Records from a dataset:
———
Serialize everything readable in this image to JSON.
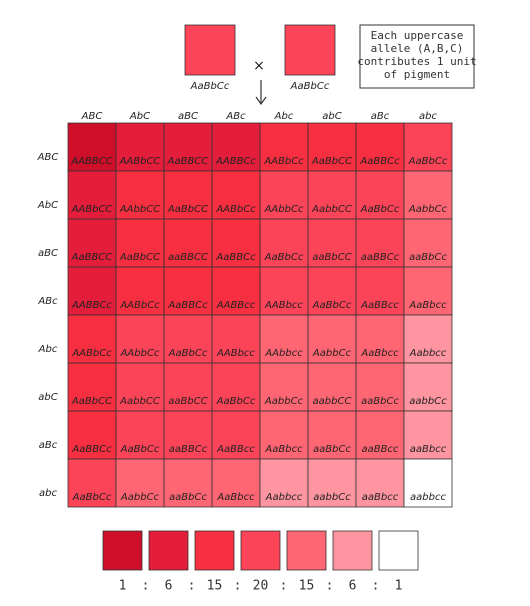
{
  "parents": [
    "AaBbCc",
    "AaBbCc"
  ],
  "cross": "×",
  "note": [
    "Each uppercase",
    "allele (A,B,C)",
    "contributes 1 unit",
    "of pigment"
  ],
  "columns": [
    "ABC",
    "AbC",
    "aBC",
    "ABc",
    "Abc",
    "abC",
    "aBc",
    "abc"
  ],
  "rows": [
    "ABC",
    "AbC",
    "aBC",
    "ABc",
    "Abc",
    "abC",
    "aBc",
    "abc"
  ],
  "cells": [
    [
      "AABBCC",
      "AABbCC",
      "AaBBCC",
      "AABBCc",
      "AABbCc",
      "AaBbCC",
      "AaBBCc",
      "AaBbCc"
    ],
    [
      "AABbCC",
      "AAbbCC",
      "AaBbCC",
      "AABbCc",
      "AAbbCc",
      "AabbCC",
      "AaBbCc",
      "AabbCc"
    ],
    [
      "AaBBCC",
      "AaBbCC",
      "aaBBCC",
      "AaBBCc",
      "AaBbCc",
      "aaBbCC",
      "aaBBCc",
      "aaBbCc"
    ],
    [
      "AABBCc",
      "AABbCc",
      "AaBBCc",
      "AABBcc",
      "AABbcc",
      "AaBbCc",
      "AaBBcc",
      "AaBbcc"
    ],
    [
      "AABbCc",
      "AAbbCc",
      "AaBbCc",
      "AABbcc",
      "AAbbcc",
      "AabbCc",
      "AaBbcc",
      "Aabbcc"
    ],
    [
      "AaBbCC",
      "AabbCC",
      "aaBbCC",
      "AaBbCc",
      "AabbCc",
      "aabbCC",
      "aaBbCc",
      "aabbCc"
    ],
    [
      "AaBBCc",
      "AaBbCc",
      "aaBBCc",
      "AaBBcc",
      "AaBbcc",
      "aaBbCc",
      "aaBBcc",
      "aaBbcc"
    ],
    [
      "AaBbCc",
      "AabbCc",
      "aaBbCc",
      "AaBbcc",
      "Aabbcc",
      "aabbCc",
      "aaBbcc",
      "aabbcc"
    ]
  ],
  "legend": {
    "colors": [
      "#cf0f2a",
      "#e41e3a",
      "#f72f40",
      "#fc4458",
      "#ff6673",
      "#ff95a1",
      "#ffffff"
    ],
    "ratio": [
      1,
      6,
      15,
      20,
      15,
      6,
      1
    ],
    "separator": ":"
  }
}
———
EXERCISE GOAL:
Each record must be quoted in full and exactly. Do not include the pictures.

SOLUTION BELOW:
Serialize everything readable in this image to JSON.
{
  "parents": [
    "AaBbCc",
    "AaBbCc"
  ],
  "cross": "×",
  "note": [
    "Each uppercase",
    "allele (A,B,C)",
    "contributes 1 unit",
    "of pigment"
  ],
  "columns": [
    "ABC",
    "AbC",
    "aBC",
    "ABc",
    "Abc",
    "abC",
    "aBc",
    "abc"
  ],
  "rows": [
    "ABC",
    "AbC",
    "aBC",
    "ABc",
    "Abc",
    "abC",
    "aBc",
    "abc"
  ],
  "cells": [
    [
      "AABBCC",
      "AABbCC",
      "AaBBCC",
      "AABBCc",
      "AABbCc",
      "AaBbCC",
      "AaBBCc",
      "AaBbCc"
    ],
    [
      "AABbCC",
      "AAbbCC",
      "AaBbCC",
      "AABbCc",
      "AAbbCc",
      "AabbCC",
      "AaBbCc",
      "AabbCc"
    ],
    [
      "AaBBCC",
      "AaBbCC",
      "aaBBCC",
      "AaBBCc",
      "AaBbCc",
      "aaBbCC",
      "aaBBCc",
      "aaBbCc"
    ],
    [
      "AABBCc",
      "AABbCc",
      "AaBBCc",
      "AABBcc",
      "AABbcc",
      "AaBbCc",
      "AaBBcc",
      "AaBbcc"
    ],
    [
      "AABbCc",
      "AAbbCc",
      "AaBbCc",
      "AABbcc",
      "AAbbcc",
      "AabbCc",
      "AaBbcc",
      "Aabbcc"
    ],
    [
      "AaBbCC",
      "AabbCC",
      "aaBbCC",
      "AaBbCc",
      "AabbCc",
      "aabbCC",
      "aaBbCc",
      "aabbCc"
    ],
    [
      "AaBBCc",
      "AaBbCc",
      "aaBBCc",
      "AaBBcc",
      "AaBbcc",
      "aaBbCc",
      "aaBBcc",
      "aaBbcc"
    ],
    [
      "AaBbCc",
      "AabbCc",
      "aaBbCc",
      "AaBbcc",
      "Aabbcc",
      "aabbCc",
      "aaBbcc",
      "aabbcc"
    ]
  ],
  "legend": {
    "colors": [
      "#cf0f2a",
      "#e41e3a",
      "#f72f40",
      "#fc4458",
      "#ff6673",
      "#ff95a1",
      "#ffffff"
    ],
    "ratio": [
      1,
      6,
      15,
      20,
      15,
      6,
      1
    ],
    "separator": ":"
  }
}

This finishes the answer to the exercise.